### Objective
Wherever a line holds the string "JSON", copy that line.

— Start The input —

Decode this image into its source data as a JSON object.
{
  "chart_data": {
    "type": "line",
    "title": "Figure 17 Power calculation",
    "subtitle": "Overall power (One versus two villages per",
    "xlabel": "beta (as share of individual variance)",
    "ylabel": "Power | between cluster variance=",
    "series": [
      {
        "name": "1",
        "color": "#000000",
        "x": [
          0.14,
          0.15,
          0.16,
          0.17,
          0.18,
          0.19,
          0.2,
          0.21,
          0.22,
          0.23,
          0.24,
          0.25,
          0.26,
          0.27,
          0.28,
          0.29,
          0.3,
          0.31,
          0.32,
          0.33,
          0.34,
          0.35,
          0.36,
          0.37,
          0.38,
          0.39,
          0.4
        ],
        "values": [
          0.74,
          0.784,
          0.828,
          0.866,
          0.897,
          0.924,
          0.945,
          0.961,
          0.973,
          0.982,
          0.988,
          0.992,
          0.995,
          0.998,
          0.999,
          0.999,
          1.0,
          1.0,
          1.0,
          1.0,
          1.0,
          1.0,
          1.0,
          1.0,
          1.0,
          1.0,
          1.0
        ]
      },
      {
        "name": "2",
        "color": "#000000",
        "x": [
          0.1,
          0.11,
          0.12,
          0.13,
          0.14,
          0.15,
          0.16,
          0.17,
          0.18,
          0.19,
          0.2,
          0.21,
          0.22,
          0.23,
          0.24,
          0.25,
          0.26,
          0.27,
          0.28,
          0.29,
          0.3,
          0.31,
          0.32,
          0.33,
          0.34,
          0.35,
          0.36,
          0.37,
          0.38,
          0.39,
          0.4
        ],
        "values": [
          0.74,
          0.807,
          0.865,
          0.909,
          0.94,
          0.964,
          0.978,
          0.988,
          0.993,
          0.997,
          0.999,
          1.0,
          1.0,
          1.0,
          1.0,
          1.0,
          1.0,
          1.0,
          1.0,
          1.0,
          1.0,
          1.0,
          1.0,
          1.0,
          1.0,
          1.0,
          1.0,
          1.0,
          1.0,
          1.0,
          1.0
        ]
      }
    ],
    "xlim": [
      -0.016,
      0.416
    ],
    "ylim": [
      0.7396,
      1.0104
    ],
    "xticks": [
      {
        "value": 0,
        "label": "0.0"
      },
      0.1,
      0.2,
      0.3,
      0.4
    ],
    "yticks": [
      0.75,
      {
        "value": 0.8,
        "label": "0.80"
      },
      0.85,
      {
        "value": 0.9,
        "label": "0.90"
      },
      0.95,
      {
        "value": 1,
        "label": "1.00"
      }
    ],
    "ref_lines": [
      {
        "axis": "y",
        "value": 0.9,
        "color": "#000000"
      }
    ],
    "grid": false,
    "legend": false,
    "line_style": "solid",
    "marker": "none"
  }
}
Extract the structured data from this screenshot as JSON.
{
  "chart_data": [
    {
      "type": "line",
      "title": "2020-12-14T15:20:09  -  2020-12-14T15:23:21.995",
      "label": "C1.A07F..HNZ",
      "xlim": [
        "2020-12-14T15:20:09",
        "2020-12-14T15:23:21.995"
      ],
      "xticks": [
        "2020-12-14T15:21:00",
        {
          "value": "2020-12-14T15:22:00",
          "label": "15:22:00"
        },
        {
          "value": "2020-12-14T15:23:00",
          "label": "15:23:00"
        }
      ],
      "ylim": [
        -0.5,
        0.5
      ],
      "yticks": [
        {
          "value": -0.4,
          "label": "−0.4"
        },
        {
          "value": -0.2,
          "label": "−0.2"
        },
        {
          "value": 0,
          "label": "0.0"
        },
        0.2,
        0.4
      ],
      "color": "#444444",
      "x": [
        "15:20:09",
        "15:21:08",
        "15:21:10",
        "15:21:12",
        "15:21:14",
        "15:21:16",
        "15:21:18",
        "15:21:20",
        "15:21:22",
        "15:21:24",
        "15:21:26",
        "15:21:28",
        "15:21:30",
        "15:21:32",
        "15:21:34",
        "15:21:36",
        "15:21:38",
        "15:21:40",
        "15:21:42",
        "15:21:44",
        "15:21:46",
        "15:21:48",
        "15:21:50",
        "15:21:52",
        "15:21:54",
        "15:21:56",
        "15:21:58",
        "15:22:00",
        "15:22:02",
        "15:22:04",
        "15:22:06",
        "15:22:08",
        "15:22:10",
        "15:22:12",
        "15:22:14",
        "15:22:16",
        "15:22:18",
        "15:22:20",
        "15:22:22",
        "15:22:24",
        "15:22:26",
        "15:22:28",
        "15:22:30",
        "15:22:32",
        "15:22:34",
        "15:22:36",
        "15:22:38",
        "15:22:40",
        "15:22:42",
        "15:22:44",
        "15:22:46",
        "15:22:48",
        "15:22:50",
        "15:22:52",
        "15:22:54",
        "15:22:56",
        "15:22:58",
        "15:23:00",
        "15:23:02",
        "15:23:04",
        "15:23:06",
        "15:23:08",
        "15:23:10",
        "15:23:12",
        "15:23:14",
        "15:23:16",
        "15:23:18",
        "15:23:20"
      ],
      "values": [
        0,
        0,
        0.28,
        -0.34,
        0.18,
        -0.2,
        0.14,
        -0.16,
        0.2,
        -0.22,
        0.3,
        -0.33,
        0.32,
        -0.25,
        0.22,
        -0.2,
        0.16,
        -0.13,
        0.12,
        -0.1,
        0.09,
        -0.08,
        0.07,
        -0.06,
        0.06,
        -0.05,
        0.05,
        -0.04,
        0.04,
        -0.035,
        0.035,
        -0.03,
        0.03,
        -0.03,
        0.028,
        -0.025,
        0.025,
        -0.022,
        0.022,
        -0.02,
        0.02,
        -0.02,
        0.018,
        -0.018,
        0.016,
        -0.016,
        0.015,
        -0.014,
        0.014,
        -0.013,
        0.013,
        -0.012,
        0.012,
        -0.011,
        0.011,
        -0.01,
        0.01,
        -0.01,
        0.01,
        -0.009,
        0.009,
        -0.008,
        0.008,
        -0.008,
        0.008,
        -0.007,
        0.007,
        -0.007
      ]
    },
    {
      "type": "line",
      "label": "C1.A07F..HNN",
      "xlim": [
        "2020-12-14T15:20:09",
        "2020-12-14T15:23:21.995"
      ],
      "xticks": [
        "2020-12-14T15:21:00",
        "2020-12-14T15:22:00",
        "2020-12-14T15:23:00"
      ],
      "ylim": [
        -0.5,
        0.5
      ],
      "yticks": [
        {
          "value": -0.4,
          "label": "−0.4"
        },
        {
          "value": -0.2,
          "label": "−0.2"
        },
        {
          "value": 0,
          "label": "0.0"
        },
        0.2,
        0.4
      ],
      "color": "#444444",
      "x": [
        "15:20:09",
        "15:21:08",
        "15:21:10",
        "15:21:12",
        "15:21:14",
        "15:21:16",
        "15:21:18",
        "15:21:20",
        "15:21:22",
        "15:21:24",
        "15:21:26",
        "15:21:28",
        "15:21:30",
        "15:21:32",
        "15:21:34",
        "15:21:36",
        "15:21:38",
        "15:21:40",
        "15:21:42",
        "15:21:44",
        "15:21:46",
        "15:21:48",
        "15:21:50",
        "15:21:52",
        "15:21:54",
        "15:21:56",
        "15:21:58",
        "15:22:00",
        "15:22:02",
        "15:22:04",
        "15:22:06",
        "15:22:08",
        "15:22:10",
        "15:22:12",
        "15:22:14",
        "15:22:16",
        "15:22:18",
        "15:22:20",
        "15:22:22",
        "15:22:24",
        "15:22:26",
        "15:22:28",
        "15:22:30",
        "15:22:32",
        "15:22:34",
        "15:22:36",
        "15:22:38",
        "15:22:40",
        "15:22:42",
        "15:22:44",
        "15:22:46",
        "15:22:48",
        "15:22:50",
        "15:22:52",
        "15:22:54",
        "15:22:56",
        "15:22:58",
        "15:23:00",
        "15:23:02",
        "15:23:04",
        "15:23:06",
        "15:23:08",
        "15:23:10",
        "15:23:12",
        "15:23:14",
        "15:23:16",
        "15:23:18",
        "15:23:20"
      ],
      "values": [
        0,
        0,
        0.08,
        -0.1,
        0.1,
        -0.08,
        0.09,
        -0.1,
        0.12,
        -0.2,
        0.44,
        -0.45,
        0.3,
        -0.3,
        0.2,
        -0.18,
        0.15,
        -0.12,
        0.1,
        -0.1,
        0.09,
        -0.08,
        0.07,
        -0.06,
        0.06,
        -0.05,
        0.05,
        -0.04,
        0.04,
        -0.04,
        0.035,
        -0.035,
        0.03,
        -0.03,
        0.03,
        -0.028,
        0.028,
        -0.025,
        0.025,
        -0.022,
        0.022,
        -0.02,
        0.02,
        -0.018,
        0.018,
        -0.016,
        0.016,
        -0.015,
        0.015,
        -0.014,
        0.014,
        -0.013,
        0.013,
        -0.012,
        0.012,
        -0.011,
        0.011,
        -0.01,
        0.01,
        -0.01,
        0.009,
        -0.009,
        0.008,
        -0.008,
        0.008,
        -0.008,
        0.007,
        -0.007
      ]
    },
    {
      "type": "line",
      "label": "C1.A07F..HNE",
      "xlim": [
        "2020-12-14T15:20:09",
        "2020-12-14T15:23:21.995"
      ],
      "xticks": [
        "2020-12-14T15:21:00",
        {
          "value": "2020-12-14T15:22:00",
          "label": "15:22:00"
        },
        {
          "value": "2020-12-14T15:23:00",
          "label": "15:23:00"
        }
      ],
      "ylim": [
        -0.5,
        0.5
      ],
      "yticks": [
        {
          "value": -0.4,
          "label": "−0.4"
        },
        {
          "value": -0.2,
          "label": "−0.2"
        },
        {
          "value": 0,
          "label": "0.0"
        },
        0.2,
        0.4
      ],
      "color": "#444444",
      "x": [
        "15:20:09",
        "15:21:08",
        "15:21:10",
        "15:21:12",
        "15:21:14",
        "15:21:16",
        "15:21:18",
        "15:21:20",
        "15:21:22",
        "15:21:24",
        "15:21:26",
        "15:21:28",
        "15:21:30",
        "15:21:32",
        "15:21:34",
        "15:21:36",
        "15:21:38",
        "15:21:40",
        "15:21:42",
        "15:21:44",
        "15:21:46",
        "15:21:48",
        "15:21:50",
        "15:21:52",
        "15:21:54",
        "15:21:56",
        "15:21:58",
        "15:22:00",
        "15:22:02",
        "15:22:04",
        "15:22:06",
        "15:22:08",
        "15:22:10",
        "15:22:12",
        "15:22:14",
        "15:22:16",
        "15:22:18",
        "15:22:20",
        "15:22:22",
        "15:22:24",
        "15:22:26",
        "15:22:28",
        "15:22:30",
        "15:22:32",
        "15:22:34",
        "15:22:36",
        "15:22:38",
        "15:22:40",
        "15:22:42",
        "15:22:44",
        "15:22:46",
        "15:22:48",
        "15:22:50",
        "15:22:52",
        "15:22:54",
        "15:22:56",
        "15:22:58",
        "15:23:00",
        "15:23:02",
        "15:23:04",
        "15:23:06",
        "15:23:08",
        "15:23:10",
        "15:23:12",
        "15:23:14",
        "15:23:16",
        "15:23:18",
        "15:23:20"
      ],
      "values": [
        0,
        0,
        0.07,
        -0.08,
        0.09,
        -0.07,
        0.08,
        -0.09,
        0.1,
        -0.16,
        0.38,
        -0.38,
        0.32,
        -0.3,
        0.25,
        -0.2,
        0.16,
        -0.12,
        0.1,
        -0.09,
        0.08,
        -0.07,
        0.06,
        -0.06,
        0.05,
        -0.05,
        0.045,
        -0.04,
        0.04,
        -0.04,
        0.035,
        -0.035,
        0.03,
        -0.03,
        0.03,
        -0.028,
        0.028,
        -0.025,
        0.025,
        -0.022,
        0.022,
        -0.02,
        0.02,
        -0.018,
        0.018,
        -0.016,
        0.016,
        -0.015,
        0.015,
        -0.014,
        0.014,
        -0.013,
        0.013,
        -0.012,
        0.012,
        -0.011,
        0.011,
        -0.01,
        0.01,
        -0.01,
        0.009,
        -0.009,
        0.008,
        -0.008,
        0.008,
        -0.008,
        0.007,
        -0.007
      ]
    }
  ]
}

— End The input —

### Expected output
Decode this image into its source data as a JSON object.
Extract the structured data from this screenshot as JSON.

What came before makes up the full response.